*** Data provided ***

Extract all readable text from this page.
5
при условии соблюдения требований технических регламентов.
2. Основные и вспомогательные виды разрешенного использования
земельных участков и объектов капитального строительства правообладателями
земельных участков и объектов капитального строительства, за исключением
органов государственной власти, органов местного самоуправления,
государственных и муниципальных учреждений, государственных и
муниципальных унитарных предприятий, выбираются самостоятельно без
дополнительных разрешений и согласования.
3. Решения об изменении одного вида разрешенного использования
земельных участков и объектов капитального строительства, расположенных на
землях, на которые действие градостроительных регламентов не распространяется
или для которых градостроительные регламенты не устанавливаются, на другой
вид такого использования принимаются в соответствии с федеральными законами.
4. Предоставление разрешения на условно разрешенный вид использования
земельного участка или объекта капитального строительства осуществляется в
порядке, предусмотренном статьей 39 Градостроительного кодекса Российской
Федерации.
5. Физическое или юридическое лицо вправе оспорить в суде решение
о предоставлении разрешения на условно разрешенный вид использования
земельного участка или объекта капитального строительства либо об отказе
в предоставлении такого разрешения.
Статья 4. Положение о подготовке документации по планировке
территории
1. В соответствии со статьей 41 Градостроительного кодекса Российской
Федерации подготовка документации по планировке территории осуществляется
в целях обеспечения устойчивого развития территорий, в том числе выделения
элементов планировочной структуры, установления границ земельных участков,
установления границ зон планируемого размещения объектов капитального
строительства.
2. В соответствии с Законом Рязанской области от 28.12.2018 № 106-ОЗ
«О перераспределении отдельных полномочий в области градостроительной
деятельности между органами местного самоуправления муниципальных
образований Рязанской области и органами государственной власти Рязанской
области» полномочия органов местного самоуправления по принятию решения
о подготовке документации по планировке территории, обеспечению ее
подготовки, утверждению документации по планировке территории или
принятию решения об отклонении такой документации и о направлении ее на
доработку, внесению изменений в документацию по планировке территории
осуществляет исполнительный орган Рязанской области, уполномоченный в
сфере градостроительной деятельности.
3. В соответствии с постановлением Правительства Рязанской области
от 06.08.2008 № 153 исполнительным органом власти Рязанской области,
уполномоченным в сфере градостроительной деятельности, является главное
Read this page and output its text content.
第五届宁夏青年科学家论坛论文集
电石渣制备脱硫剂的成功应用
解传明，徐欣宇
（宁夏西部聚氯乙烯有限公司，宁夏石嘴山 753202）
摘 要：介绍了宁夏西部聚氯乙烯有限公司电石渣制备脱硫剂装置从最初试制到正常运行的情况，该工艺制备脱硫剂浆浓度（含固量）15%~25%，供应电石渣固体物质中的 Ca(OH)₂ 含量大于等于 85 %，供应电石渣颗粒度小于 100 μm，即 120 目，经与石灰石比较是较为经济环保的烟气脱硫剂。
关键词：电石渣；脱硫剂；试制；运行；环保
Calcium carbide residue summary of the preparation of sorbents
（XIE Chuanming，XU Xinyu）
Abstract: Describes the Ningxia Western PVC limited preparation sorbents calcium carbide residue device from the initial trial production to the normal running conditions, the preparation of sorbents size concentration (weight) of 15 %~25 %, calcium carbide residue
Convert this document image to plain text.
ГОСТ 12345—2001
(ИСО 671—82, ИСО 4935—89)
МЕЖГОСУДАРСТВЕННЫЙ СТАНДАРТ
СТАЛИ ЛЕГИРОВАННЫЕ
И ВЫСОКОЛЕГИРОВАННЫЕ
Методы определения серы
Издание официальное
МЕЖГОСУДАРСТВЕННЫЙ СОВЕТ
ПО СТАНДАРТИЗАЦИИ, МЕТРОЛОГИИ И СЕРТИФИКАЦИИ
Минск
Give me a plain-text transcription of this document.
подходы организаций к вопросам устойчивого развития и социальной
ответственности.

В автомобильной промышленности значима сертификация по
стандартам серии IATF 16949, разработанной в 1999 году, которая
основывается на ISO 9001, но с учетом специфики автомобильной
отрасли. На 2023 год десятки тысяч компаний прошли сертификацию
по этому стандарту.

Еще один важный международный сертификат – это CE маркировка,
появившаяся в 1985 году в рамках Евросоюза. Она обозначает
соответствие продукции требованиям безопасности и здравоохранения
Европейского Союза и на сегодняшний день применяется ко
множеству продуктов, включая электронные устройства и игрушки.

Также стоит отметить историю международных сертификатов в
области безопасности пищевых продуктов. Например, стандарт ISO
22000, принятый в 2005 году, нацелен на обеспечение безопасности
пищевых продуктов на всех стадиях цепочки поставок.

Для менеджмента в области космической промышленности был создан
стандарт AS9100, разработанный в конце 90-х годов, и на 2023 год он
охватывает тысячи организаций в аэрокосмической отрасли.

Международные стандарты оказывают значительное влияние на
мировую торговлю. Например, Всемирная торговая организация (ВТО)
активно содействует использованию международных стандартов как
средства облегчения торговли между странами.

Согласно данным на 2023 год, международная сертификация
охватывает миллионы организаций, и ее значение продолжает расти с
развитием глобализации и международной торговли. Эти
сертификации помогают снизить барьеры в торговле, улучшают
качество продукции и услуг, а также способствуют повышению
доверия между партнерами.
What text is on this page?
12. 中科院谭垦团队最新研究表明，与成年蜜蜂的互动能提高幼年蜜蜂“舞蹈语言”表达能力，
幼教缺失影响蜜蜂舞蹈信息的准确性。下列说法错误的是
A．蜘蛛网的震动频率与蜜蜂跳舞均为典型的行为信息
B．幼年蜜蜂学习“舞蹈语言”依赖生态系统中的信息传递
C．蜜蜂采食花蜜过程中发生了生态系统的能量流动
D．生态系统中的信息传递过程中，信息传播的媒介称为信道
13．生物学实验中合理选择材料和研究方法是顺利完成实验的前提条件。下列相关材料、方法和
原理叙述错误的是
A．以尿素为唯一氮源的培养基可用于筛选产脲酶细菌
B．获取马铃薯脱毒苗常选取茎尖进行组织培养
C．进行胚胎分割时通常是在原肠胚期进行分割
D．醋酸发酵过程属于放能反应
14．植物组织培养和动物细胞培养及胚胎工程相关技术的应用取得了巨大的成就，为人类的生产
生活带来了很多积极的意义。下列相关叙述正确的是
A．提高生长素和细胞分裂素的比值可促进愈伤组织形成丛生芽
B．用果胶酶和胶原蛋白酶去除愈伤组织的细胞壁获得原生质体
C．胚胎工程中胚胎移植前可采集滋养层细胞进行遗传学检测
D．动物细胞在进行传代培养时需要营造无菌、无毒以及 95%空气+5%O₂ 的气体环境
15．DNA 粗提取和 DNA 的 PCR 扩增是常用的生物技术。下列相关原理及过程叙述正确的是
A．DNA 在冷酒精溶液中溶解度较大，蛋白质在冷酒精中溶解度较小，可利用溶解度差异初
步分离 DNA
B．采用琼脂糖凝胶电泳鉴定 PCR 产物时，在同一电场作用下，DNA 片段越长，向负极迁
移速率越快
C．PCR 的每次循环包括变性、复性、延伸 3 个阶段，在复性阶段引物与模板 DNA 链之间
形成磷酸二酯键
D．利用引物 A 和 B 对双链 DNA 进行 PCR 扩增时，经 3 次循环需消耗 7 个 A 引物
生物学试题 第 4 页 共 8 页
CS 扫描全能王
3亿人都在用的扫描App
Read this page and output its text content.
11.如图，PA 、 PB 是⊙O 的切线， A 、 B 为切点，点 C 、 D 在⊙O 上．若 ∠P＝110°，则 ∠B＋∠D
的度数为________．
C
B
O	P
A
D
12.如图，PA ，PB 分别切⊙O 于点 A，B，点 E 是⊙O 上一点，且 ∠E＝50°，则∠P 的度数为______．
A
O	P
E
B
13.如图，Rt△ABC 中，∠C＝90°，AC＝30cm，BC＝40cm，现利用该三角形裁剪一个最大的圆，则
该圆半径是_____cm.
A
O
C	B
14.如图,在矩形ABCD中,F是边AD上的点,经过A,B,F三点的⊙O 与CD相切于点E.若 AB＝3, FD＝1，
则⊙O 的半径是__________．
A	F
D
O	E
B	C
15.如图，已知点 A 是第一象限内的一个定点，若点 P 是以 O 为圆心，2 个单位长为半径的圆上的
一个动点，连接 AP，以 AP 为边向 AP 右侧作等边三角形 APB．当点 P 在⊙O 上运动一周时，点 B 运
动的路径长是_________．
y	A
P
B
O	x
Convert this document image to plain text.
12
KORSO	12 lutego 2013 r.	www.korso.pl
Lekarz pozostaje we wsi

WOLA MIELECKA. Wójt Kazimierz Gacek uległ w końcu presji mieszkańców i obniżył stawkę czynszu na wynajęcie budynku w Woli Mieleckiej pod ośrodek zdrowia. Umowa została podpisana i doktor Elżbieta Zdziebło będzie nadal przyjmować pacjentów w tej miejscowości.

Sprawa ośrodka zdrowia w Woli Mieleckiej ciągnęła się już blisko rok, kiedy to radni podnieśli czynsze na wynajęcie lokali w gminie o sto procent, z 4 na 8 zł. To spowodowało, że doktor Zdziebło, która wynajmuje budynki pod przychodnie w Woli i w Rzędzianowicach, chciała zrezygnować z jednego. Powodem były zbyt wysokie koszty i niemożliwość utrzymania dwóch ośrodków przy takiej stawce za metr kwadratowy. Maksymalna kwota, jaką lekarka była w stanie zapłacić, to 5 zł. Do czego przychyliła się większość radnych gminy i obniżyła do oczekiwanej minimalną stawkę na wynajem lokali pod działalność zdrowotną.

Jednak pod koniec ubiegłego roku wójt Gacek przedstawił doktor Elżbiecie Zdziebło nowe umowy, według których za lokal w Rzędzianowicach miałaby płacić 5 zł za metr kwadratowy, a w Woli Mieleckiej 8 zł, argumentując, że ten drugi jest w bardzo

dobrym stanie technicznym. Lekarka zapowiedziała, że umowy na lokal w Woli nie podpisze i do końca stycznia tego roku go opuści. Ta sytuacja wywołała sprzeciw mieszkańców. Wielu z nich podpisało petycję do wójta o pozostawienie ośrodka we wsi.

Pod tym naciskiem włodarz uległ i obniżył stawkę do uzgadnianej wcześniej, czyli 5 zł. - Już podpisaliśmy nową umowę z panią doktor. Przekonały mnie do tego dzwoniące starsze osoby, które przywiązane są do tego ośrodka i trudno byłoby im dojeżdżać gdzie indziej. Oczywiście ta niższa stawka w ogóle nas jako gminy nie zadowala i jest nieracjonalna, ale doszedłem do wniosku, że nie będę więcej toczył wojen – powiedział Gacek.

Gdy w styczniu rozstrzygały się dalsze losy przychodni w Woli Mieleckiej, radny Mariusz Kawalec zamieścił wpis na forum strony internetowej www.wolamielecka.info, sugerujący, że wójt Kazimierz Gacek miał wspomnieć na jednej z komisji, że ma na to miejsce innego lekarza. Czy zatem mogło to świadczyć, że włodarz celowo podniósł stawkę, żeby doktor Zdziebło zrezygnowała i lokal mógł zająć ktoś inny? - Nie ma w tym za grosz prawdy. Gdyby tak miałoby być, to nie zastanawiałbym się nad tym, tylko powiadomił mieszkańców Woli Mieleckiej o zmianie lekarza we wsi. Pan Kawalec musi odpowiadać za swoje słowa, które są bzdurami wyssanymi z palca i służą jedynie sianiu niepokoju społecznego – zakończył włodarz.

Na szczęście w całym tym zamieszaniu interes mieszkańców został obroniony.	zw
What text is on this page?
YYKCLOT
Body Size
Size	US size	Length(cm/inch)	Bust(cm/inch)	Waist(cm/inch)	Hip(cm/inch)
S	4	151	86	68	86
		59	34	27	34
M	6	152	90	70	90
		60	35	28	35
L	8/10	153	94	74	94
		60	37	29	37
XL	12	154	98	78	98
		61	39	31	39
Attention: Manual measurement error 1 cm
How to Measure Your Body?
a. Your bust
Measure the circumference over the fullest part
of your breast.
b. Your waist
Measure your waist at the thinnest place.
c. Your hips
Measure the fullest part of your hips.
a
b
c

***

Written exercise - Copy, from the material, each line that holds the string "hips".

Solved exercise -
c. Your hips
Measure the fullest part of your hips.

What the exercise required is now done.